(Items from a data source)
+-------+
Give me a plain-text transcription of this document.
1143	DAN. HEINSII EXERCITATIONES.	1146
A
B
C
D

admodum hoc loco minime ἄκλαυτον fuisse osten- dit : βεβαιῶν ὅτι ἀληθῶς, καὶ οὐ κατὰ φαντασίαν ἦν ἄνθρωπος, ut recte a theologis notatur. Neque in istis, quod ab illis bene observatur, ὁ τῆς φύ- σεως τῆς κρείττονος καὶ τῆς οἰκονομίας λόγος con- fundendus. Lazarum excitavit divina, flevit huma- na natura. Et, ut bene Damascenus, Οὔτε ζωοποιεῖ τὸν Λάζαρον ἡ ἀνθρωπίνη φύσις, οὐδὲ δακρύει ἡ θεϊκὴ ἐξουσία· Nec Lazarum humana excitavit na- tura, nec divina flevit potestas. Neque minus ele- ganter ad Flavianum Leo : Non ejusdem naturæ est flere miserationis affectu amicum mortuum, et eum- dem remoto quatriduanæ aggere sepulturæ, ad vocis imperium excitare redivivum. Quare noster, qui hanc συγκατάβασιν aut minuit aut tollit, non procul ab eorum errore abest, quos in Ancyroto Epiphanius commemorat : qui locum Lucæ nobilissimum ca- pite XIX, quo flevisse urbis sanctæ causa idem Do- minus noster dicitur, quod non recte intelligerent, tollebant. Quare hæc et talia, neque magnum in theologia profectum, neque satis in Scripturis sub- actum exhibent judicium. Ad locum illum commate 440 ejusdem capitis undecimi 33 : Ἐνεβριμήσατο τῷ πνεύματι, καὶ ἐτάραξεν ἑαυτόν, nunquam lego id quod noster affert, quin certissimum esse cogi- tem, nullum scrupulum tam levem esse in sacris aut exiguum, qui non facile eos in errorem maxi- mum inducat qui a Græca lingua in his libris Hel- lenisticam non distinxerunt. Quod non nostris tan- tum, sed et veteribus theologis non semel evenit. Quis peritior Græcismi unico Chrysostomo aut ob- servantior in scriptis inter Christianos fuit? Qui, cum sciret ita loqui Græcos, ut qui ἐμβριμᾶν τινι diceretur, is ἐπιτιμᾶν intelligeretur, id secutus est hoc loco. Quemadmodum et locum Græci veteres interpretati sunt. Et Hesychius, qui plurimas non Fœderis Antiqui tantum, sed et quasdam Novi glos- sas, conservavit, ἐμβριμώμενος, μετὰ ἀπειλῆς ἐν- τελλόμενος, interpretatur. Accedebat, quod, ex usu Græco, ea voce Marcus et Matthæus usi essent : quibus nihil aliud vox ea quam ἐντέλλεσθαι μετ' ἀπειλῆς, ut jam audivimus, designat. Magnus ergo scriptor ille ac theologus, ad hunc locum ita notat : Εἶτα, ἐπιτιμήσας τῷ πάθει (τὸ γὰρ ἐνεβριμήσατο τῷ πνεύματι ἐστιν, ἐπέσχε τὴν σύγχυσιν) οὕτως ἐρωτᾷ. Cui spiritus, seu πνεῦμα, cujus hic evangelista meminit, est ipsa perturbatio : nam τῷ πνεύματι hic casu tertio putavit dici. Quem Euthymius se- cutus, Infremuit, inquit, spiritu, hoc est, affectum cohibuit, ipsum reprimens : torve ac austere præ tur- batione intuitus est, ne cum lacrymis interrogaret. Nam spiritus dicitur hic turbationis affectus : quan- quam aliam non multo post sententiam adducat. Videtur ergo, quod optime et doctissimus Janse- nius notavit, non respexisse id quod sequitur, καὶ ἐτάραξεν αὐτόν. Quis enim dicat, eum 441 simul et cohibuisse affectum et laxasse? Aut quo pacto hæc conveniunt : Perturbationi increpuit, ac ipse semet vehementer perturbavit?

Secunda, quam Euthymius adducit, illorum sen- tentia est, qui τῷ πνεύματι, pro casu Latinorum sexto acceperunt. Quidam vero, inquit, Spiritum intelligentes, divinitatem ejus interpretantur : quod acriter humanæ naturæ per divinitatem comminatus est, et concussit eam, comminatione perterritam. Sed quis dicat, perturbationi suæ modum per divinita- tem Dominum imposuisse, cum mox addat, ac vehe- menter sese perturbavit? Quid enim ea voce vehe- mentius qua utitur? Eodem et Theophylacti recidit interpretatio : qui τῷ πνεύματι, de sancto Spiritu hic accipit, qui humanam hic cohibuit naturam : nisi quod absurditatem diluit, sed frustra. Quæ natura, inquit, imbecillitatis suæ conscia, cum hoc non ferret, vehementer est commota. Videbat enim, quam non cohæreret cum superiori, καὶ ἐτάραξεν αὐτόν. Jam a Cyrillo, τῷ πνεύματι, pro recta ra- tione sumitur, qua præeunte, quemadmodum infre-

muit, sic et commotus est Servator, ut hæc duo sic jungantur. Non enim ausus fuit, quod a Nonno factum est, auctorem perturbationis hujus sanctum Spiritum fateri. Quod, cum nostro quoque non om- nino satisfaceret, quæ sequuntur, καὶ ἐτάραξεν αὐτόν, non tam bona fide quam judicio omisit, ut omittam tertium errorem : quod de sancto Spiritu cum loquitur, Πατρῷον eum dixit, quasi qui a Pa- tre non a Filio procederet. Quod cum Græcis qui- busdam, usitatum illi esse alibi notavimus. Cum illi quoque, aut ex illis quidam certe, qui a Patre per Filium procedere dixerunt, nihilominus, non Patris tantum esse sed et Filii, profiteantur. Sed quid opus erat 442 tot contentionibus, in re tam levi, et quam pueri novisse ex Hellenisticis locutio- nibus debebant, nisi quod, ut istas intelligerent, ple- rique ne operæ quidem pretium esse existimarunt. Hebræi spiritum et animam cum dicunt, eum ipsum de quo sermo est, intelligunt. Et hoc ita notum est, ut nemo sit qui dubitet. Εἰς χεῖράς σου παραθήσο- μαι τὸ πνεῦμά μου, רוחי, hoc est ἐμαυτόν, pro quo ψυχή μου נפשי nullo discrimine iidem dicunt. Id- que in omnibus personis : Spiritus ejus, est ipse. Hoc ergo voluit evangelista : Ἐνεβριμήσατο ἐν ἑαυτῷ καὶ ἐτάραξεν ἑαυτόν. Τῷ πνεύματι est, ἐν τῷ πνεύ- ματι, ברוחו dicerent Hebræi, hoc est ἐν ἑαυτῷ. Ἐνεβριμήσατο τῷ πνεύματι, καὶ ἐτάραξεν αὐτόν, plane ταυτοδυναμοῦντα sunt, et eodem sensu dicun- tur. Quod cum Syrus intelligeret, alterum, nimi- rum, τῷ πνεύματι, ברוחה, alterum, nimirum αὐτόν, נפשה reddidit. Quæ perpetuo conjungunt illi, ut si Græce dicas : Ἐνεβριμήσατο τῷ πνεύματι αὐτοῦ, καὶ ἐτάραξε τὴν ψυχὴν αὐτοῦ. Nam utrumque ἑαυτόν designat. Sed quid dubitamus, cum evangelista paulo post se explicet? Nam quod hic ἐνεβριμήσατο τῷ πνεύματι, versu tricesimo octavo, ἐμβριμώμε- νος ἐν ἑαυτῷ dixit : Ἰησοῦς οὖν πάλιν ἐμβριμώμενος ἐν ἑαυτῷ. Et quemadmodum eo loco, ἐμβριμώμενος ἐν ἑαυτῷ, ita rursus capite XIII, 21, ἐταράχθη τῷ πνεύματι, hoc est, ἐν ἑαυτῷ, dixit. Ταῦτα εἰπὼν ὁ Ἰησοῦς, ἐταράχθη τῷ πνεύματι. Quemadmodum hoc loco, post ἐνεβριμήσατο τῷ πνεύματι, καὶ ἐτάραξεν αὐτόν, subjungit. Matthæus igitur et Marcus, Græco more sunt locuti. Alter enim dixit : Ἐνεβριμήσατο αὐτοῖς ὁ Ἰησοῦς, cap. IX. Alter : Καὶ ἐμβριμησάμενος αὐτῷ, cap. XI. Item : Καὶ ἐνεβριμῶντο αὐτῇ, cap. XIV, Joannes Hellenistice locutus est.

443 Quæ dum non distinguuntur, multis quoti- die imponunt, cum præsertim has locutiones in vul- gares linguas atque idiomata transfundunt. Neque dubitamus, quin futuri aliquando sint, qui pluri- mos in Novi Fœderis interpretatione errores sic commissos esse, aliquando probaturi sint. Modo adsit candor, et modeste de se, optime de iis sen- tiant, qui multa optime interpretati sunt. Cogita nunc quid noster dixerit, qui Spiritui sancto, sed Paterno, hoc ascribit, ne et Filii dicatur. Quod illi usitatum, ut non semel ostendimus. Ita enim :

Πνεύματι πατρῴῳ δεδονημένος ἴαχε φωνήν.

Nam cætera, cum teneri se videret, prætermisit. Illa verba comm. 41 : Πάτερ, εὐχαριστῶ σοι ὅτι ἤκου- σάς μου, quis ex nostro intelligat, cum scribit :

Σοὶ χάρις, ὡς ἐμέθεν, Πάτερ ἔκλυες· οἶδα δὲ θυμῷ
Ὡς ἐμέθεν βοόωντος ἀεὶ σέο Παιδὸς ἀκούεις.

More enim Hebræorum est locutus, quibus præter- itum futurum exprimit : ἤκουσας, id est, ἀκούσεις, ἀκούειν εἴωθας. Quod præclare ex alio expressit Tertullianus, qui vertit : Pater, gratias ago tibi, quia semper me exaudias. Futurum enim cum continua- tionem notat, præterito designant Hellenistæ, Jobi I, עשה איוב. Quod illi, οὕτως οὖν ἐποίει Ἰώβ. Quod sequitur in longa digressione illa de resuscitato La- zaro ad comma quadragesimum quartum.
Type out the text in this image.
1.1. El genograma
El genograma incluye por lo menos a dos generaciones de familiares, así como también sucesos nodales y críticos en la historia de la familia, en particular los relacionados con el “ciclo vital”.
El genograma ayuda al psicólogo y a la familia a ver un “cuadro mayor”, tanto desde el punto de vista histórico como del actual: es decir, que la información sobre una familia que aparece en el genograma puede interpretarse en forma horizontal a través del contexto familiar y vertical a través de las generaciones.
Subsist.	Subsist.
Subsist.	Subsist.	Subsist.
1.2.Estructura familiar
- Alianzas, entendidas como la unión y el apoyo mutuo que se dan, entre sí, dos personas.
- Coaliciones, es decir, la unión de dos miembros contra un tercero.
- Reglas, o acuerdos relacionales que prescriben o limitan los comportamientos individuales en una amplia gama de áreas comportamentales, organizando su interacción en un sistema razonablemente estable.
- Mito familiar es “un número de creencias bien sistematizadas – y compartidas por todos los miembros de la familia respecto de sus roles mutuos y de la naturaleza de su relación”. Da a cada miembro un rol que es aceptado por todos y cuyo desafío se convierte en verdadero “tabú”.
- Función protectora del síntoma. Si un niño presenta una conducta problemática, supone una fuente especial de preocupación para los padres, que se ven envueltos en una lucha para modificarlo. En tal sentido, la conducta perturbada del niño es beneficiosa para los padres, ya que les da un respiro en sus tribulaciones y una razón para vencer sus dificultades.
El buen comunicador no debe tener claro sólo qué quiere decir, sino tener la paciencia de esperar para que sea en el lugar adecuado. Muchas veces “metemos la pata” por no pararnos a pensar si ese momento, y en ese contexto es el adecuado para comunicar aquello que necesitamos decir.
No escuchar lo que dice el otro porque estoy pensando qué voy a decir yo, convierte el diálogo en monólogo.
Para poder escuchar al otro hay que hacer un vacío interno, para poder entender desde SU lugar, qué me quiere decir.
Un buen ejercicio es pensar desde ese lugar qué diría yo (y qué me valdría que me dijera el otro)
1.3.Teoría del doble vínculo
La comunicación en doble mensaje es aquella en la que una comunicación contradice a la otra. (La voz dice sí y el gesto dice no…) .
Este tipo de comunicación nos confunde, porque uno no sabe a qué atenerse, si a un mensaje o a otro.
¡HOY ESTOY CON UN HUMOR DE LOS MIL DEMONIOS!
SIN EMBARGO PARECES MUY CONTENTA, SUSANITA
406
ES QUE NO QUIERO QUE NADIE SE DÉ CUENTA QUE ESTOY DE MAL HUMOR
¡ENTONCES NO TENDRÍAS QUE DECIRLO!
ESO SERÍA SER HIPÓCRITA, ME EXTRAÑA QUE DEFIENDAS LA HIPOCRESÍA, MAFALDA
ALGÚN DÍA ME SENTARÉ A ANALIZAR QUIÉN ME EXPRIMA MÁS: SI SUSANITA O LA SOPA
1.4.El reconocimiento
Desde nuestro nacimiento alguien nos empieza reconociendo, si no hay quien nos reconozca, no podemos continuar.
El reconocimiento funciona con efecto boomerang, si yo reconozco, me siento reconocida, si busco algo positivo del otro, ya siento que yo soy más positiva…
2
+-------+
● **YOUR GOAL**:
Copy all lines from the entries that contain the word "miembros".

● **REPLY**:
- Coaliciones, es decir, la unión de dos miembros contra un tercero.
- Mito familiar es “un número de creencias bien sistematizadas – y compartidas por todos los miembros de la familia respecto de sus roles mutuos y de la naturaleza de su relación”. Da a cada miembro un rol que es aceptado por todos y cuyo desafío se convierte en verdadero “tabú”.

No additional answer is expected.